**Task instructions:**
Identify and pull out each line of the entries in which "text" occurs.

^^^^

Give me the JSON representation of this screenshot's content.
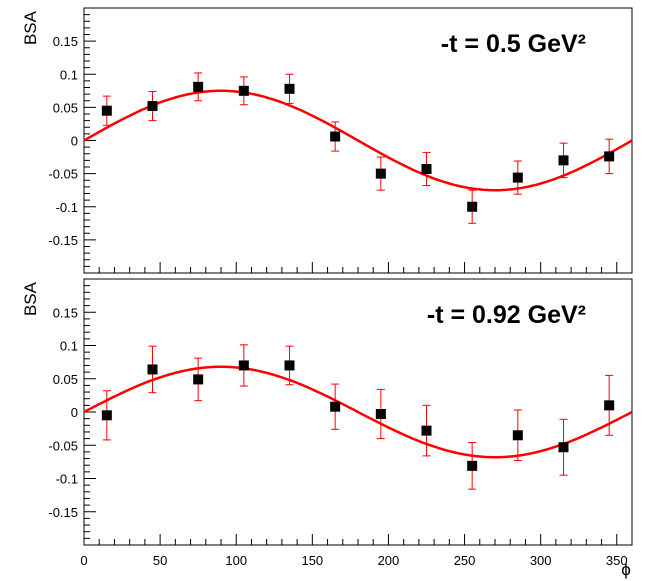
{
  "chart_data": [
    {
      "type": "scatter",
      "title": "",
      "annotation": "-t = 0.5 GeV²",
      "xlabel": "",
      "ylabel": "BSA",
      "xlim": [
        0,
        360
      ],
      "ylim": [
        -0.2,
        0.2
      ],
      "xticks": [
        0,
        50,
        100,
        150,
        200,
        250,
        300,
        350
      ],
      "yticks": [
        0.15,
        0.1,
        0.05,
        0,
        -0.05,
        -0.1,
        -0.15
      ],
      "ytick_labels": [
        "0.15",
        "0.1",
        "0.05",
        "0",
        "-0.05",
        "-0.1",
        "-0.15"
      ],
      "grid": false,
      "points": [
        {
          "x": 15,
          "y": 0.045,
          "err": 0.022
        },
        {
          "x": 45,
          "y": 0.052,
          "err": 0.022
        },
        {
          "x": 75,
          "y": 0.081,
          "err": 0.021
        },
        {
          "x": 105,
          "y": 0.075,
          "err": 0.021
        },
        {
          "x": 135,
          "y": 0.078,
          "err": 0.022
        },
        {
          "x": 165,
          "y": 0.006,
          "err": 0.022
        },
        {
          "x": 195,
          "y": -0.05,
          "err": 0.025
        },
        {
          "x": 225,
          "y": -0.043,
          "err": 0.025
        },
        {
          "x": 255,
          "y": -0.1,
          "err": 0.025
        },
        {
          "x": 285,
          "y": -0.056,
          "err": 0.025
        },
        {
          "x": 315,
          "y": -0.03,
          "err": 0.026
        },
        {
          "x": 345,
          "y": -0.024,
          "err": 0.026
        }
      ],
      "fit": {
        "function": "sin(phi)",
        "amplitude": 0.075
      },
      "colors": {
        "points": "#000000",
        "errors": "#ff0000",
        "fit": "#ff0000"
      }
    },
    {
      "type": "scatter",
      "title": "",
      "annotation": "-t = 0.92 GeV²",
      "xlabel": "ϕ",
      "ylabel": "BSA",
      "xlim": [
        0,
        360
      ],
      "ylim": [
        -0.2,
        0.2
      ],
      "xticks": [
        0,
        50,
        100,
        150,
        200,
        250,
        300,
        350
      ],
      "yticks": [
        0.15,
        0.1,
        0.05,
        0,
        -0.05,
        -0.1,
        -0.15
      ],
      "ytick_labels": [
        "0.15",
        "0.1",
        "0.05",
        "0",
        "-0.05",
        "-0.1",
        "-0.15"
      ],
      "grid": false,
      "points": [
        {
          "x": 15,
          "y": -0.005,
          "err": 0.037
        },
        {
          "x": 45,
          "y": 0.064,
          "err": 0.035
        },
        {
          "x": 75,
          "y": 0.049,
          "err": 0.032
        },
        {
          "x": 105,
          "y": 0.07,
          "err": 0.031
        },
        {
          "x": 135,
          "y": 0.07,
          "err": 0.029
        },
        {
          "x": 165,
          "y": 0.008,
          "err": 0.034
        },
        {
          "x": 195,
          "y": -0.003,
          "err": 0.037
        },
        {
          "x": 225,
          "y": -0.028,
          "err": 0.038
        },
        {
          "x": 255,
          "y": -0.081,
          "err": 0.035
        },
        {
          "x": 285,
          "y": -0.035,
          "err": 0.038
        },
        {
          "x": 315,
          "y": -0.053,
          "err": 0.042
        },
        {
          "x": 345,
          "y": 0.01,
          "err": 0.045
        }
      ],
      "fit": {
        "function": "sin(phi)",
        "amplitude": 0.068
      },
      "colors": {
        "points": "#000000",
        "errors": "#ff0000",
        "fit": "#ff0000"
      }
    }
  ]
}
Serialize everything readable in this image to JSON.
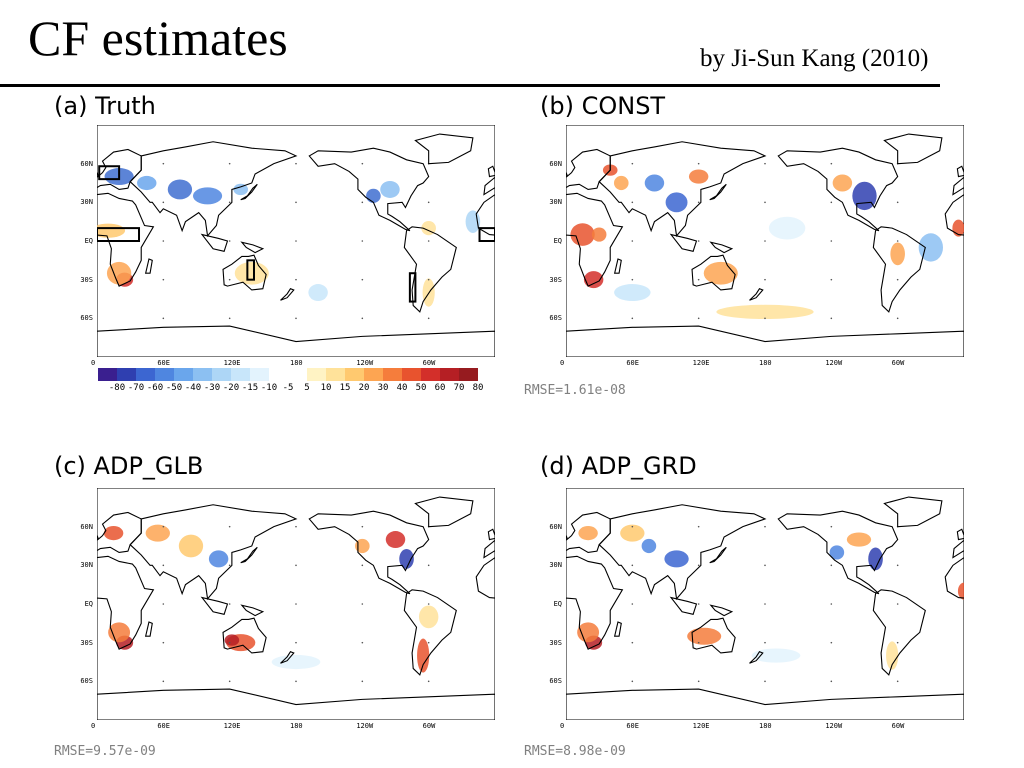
{
  "header": {
    "title": "CF estimates",
    "byline": "by Ji-Sun Kang (2010)"
  },
  "axes": {
    "lat_labels": [
      "60N",
      "30N",
      "EQ",
      "30S",
      "60S"
    ],
    "lon_labels": [
      "0",
      "60E",
      "120E",
      "180",
      "120W",
      "60W"
    ]
  },
  "panels": [
    {
      "label": "(a) Truth",
      "rmse": ""
    },
    {
      "label": "(b) CONST",
      "rmse": "RMSE=1.61e-08"
    },
    {
      "label": "(c) ADP_GLB",
      "rmse": "RMSE=9.57e-09"
    },
    {
      "label": "(d) ADP_GRD",
      "rmse": "RMSE=8.98e-09"
    }
  ],
  "colorbar": {
    "labels": [
      "-80",
      "-70",
      "-60",
      "-50",
      "-40",
      "-30",
      "-20",
      "-15",
      "-10",
      "-5",
      "5",
      "10",
      "15",
      "20",
      "30",
      "40",
      "50",
      "60",
      "70",
      "80"
    ],
    "colors": [
      "#3a1f8f",
      "#2f3fb0",
      "#3c66d1",
      "#4f86e0",
      "#6aa6ec",
      "#8cc0f2",
      "#add6f6",
      "#c8e6fa",
      "#e3f3fd",
      "#ffffff",
      "#ffffff",
      "#fff3c4",
      "#ffe29a",
      "#ffc96f",
      "#fda552",
      "#f57d3c",
      "#e8532e",
      "#d32f2a",
      "#b51f24",
      "#961b1f"
    ]
  },
  "colors": {
    "ocean": "#ffffff",
    "coast": "#000000",
    "positive": "#f08a40",
    "negative": "#3f6fd0"
  }
}
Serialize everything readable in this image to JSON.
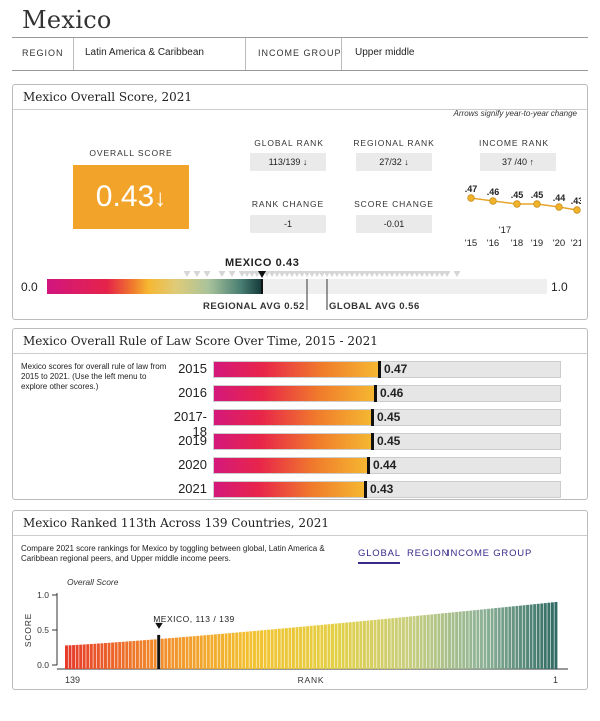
{
  "page": {
    "title": "Mexico"
  },
  "meta": {
    "region_label": "REGION",
    "region_value": "Latin America & Caribbean",
    "income_label": "INCOME GROUP",
    "income_value": "Upper middle"
  },
  "overall": {
    "title": "Mexico Overall Score, 2021",
    "note": "Arrows signify year-to-year change",
    "overall_label": "OVERALL SCORE",
    "overall_value": "0.43",
    "overall_arrow": "↓",
    "global_rank_label": "GLOBAL RANK",
    "global_rank_value": "113/139 ↓",
    "regional_rank_label": "REGIONAL RANK",
    "regional_rank_value": "27/32 ↓",
    "income_rank_label": "INCOME RANK",
    "income_rank_value": "37 /40 ↑",
    "rank_change_label": "RANK CHANGE",
    "rank_change_value": "-1",
    "score_change_label": "SCORE CHANGE",
    "score_change_value": "-0.01",
    "trend": {
      "points": [
        0.47,
        0.46,
        0.45,
        0.45,
        0.44,
        0.43
      ],
      "point_labels": [
        ".47",
        ".46",
        ".45",
        ".45",
        ".44",
        ".43"
      ],
      "years": [
        "'15",
        "'16",
        "'18",
        "'19",
        "'20",
        "'21"
      ],
      "extra_year": "'17"
    },
    "scale": {
      "min_label": "0.0",
      "max_label": "1.0",
      "country_label": "MEXICO 0.43",
      "country_score": 0.43,
      "regional_label": "REGIONAL AVG 0.52",
      "regional_score": 0.52,
      "global_label": "GLOBAL AVG 0.56",
      "global_score": 0.56,
      "peer_scores": [
        0.28,
        0.3,
        0.32,
        0.35,
        0.37,
        0.39,
        0.4,
        0.41,
        0.42,
        0.44,
        0.45,
        0.46,
        0.47,
        0.48,
        0.49,
        0.5,
        0.51,
        0.52,
        0.53,
        0.54,
        0.55,
        0.56,
        0.57,
        0.58,
        0.59,
        0.6,
        0.61,
        0.62,
        0.63,
        0.64,
        0.65,
        0.66,
        0.67,
        0.68,
        0.69,
        0.7,
        0.71,
        0.72,
        0.73,
        0.74,
        0.75,
        0.76,
        0.77,
        0.78,
        0.79,
        0.8,
        0.82
      ]
    }
  },
  "overtime": {
    "title": "Mexico Overall Rule of Law Score Over Time, 2015 - 2021",
    "description": "Mexico scores for overall rule of law from 2015 to 2021. (Use the left menu to explore other scores.)",
    "rows": [
      {
        "label": "2015",
        "value": 0.47,
        "text": "0.47"
      },
      {
        "label": "2016",
        "value": 0.46,
        "text": "0.46"
      },
      {
        "label": "2017-18",
        "value": 0.45,
        "text": "0.45"
      },
      {
        "label": "2019",
        "value": 0.45,
        "text": "0.45"
      },
      {
        "label": "2020",
        "value": 0.44,
        "text": "0.44"
      },
      {
        "label": "2021",
        "value": 0.43,
        "text": "0.43"
      }
    ]
  },
  "ranked": {
    "title": "Mexico Ranked 113th Across 139 Countries, 2021",
    "description": "Compare 2021 score rankings for Mexico by toggling between global, Latin America & Caribbean regional peers, and Upper middle income peers.",
    "tabs": [
      "GLOBAL",
      "REGION",
      "INCOME GROUP"
    ],
    "active_tab": "GLOBAL",
    "chart_label": "Overall Score",
    "y_title": "SCORE",
    "y_ticks": [
      "1.0",
      "0.5",
      "0.0"
    ],
    "x_left": "139",
    "x_right": "1",
    "x_title": "RANK",
    "highlight_label": "MEXICO, 113 / 139"
  },
  "chart_data": {
    "type": "bar",
    "title": "Overall Score",
    "xlabel": "RANK",
    "ylabel": "SCORE",
    "ylim": [
      0,
      1
    ],
    "x_range": [
      139,
      1
    ],
    "highlight": {
      "rank": 113,
      "value": 0.43,
      "label": "MEXICO, 113 / 139"
    },
    "min_value": 0.28,
    "max_value": 0.9,
    "count": 139
  }
}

^^^^

**Response:**
        "text": "0.47"
        "text": "0.46"
        "text": "0.45"
        "text": "0.45"
        "text": "0.44"
        "text": "0.43"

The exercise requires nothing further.